**REQUEST:** Where a line holds the word "para", copy that line.

- - - - - - -

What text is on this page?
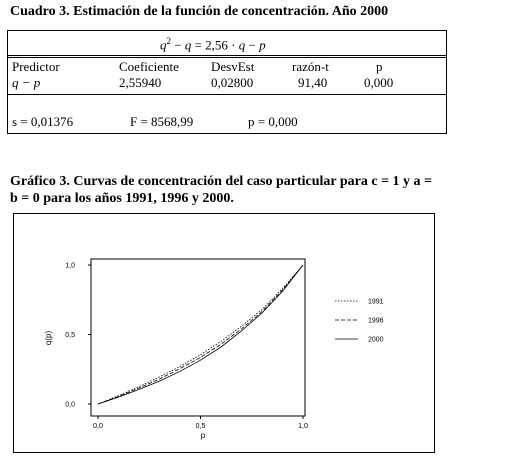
Cuadro 3. Estimación de la función de concentración. Año 2000
$q^2 - q = 2,56 \cdot q - p$
Predictor	Coeficiente DesvEst	razón-t	p
q − p	2,55940	0,02800	91,40	0,000
s = 0,01376	F = 8568,99	p = 0,000
Gráfico 3. Curvas de concentración del caso particular para c = 1 y a =
b = 0 para los años 1991, 1996 y 2000.
0,0
0,0
0,5
0,5
1,0
1,0
1991
1996
2000
p
q(p)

- - - - - - -

**REPLY TO THE EXERCISE:**
Gráfico 3. Curvas de concentración del caso particular para c = 1 y a =
b = 0 para los años 1991, 1996 y 2000.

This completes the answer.